• [Short task]: Reproduce each line from the records that holds "members".

--- BEGIN Material shown ---

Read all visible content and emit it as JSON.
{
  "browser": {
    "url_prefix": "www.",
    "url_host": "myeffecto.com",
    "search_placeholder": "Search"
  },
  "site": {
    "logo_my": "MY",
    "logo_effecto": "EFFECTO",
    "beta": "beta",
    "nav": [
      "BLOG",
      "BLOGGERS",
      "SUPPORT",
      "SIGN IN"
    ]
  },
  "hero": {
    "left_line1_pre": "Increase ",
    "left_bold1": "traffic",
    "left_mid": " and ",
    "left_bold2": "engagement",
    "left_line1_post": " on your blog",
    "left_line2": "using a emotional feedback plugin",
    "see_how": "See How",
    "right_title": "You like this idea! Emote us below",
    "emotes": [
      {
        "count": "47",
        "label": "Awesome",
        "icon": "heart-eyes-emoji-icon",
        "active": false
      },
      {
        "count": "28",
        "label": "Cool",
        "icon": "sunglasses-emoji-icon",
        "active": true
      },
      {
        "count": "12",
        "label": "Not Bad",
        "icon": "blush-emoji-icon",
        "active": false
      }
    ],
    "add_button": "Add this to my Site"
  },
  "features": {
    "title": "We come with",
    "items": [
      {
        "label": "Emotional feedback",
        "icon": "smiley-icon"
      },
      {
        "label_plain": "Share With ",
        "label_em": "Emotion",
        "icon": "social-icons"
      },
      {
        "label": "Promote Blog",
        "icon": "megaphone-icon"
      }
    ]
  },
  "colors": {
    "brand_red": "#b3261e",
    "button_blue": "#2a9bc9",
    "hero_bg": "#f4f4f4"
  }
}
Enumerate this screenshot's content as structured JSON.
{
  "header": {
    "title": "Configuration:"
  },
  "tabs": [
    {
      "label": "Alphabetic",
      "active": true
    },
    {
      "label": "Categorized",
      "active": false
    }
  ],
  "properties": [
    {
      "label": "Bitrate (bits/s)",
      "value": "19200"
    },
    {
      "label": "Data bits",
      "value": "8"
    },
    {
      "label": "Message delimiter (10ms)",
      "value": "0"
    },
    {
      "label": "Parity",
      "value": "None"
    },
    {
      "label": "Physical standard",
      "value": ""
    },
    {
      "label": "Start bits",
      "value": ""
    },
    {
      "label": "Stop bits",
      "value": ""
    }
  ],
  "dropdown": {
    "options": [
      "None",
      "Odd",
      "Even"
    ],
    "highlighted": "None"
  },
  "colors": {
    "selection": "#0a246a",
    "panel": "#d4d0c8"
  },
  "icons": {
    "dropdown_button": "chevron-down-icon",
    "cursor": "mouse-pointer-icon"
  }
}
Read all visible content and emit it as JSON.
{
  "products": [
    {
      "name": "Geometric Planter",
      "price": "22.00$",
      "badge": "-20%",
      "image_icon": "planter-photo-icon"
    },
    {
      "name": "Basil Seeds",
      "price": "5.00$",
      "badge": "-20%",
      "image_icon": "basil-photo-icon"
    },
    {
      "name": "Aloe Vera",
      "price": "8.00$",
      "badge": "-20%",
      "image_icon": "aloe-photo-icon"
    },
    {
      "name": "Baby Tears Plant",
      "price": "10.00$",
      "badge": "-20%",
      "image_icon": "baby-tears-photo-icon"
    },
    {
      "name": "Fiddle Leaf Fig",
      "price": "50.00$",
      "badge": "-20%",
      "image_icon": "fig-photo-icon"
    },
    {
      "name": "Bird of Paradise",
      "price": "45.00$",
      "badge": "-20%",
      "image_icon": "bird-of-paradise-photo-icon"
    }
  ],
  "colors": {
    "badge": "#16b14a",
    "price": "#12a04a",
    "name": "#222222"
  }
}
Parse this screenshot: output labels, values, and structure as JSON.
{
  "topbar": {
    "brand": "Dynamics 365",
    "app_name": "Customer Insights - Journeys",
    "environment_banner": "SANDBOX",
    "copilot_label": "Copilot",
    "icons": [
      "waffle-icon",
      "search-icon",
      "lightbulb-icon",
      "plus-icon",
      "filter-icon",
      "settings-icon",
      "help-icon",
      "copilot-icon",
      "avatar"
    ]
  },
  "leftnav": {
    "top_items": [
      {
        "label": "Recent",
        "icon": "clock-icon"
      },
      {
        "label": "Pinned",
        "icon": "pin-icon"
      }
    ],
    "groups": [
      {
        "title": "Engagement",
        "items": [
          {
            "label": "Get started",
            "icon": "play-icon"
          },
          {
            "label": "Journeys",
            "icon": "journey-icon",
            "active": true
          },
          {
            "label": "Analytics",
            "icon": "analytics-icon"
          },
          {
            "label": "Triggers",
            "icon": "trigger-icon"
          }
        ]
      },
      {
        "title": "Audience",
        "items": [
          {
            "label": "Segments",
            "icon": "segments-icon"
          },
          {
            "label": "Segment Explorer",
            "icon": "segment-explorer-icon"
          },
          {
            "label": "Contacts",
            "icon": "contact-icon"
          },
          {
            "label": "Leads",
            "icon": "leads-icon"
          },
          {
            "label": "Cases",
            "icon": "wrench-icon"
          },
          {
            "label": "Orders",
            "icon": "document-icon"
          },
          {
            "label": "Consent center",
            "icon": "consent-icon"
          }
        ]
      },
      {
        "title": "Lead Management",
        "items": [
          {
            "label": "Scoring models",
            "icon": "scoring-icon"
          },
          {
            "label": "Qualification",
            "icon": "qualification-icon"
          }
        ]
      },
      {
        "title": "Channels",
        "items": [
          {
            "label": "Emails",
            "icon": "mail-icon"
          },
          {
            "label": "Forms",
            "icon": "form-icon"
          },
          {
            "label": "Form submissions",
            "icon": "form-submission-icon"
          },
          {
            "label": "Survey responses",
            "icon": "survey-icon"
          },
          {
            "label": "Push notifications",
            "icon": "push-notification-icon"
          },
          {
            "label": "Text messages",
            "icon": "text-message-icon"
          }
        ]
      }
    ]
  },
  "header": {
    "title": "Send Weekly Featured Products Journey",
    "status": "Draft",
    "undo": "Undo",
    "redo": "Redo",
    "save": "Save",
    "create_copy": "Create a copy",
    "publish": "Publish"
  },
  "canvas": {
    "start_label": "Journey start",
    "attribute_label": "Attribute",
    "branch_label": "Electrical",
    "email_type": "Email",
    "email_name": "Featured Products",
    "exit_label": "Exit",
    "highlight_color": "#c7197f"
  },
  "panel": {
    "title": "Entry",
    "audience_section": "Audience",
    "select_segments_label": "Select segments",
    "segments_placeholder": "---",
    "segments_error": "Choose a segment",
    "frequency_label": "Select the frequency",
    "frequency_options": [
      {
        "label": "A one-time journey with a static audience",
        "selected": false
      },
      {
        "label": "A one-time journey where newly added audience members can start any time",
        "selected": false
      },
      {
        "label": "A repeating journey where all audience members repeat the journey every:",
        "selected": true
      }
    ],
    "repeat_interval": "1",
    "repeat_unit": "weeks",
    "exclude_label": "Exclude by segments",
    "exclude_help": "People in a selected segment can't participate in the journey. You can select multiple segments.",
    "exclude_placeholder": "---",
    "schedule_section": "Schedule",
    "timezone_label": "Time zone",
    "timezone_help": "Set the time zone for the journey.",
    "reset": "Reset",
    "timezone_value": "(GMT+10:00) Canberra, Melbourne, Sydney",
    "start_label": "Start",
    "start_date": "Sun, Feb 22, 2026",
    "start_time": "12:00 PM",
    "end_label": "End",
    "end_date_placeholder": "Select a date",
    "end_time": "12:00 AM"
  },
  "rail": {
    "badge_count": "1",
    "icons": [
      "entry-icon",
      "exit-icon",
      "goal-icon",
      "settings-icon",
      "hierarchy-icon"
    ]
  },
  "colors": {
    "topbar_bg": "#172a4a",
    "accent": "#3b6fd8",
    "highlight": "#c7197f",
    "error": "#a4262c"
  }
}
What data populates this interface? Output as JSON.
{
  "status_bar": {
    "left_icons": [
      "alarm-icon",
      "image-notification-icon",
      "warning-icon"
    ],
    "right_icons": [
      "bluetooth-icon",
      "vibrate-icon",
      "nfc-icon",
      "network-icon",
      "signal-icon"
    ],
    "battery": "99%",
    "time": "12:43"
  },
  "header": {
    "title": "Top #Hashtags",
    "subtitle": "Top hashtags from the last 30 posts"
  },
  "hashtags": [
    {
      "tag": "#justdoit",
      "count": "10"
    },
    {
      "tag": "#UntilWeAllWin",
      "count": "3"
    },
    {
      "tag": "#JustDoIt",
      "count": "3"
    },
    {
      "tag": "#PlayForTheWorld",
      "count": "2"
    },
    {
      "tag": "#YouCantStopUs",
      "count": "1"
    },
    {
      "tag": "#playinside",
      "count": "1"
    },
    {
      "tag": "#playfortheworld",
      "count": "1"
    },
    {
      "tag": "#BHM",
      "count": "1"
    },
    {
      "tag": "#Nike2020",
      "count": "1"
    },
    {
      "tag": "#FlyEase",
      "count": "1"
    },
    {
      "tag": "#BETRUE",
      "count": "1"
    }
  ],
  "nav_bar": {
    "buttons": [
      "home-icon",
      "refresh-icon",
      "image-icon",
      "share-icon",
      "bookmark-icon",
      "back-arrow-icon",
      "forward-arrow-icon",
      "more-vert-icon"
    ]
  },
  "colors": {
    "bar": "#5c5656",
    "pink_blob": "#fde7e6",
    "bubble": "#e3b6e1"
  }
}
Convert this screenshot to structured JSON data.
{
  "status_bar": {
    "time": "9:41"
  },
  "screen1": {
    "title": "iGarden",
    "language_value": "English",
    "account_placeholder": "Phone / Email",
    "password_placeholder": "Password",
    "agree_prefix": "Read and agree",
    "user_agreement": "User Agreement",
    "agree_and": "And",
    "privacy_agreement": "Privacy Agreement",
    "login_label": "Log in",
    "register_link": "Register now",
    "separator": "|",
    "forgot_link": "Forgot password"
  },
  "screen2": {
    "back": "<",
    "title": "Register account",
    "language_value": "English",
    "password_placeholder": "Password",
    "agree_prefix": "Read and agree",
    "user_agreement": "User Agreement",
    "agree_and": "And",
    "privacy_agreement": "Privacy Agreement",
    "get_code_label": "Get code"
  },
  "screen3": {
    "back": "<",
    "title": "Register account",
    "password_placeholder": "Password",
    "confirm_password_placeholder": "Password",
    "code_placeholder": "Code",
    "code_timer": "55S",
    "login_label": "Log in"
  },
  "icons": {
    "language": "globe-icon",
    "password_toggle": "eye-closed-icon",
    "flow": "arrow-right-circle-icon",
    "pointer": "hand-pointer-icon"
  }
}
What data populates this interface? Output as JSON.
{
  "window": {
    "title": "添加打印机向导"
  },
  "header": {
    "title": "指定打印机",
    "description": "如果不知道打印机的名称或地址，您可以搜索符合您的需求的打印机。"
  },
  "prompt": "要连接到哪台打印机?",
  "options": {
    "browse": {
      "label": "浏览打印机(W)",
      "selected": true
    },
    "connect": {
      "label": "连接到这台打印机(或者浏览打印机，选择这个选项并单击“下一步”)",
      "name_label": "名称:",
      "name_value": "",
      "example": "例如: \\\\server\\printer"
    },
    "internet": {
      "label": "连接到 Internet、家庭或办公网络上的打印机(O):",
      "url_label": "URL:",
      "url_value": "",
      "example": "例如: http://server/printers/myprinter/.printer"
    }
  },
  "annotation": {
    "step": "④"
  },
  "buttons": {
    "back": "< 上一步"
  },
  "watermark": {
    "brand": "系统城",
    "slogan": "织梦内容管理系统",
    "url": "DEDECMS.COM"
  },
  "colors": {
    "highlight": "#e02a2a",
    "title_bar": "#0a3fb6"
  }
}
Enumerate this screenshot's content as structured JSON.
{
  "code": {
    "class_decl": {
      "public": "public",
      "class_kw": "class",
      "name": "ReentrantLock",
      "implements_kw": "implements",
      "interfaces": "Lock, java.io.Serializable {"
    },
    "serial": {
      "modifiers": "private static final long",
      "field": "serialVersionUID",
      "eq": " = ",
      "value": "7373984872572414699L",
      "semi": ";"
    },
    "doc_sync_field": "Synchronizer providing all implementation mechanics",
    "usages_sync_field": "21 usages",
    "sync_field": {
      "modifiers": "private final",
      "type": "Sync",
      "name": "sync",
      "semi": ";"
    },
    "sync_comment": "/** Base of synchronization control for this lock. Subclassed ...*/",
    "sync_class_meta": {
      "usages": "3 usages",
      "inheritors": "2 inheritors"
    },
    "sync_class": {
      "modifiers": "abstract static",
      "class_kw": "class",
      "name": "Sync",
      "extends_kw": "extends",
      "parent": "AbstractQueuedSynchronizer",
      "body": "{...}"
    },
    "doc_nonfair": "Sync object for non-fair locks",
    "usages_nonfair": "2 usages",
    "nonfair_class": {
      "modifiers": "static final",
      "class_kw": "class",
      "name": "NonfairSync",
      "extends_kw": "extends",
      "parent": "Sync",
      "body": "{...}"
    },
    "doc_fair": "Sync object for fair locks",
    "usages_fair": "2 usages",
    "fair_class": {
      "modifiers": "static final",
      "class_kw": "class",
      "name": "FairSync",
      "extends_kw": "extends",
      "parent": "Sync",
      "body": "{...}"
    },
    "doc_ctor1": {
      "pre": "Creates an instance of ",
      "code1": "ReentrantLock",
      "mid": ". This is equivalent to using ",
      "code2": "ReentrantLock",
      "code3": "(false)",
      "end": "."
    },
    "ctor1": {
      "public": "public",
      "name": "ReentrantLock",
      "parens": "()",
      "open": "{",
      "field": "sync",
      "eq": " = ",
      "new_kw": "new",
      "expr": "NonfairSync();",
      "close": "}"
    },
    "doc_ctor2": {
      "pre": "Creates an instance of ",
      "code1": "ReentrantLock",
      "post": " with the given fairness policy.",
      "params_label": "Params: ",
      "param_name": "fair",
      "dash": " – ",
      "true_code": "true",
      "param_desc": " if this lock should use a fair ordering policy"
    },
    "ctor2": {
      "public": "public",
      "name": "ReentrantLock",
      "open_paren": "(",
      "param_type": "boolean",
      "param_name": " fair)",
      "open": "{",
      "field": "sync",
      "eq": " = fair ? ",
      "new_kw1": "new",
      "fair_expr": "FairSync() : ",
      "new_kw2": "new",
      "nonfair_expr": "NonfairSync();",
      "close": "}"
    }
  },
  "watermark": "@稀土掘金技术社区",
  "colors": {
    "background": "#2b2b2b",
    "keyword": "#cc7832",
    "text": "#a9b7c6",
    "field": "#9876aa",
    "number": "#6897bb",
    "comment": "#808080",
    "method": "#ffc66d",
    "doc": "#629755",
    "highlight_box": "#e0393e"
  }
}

--- END Material shown ---

• [Solution to the exercise]:
        "label": "A one-time journey where newly added audience members can start any time",
        "label": "A repeating journey where all audience members repeat the journey every:",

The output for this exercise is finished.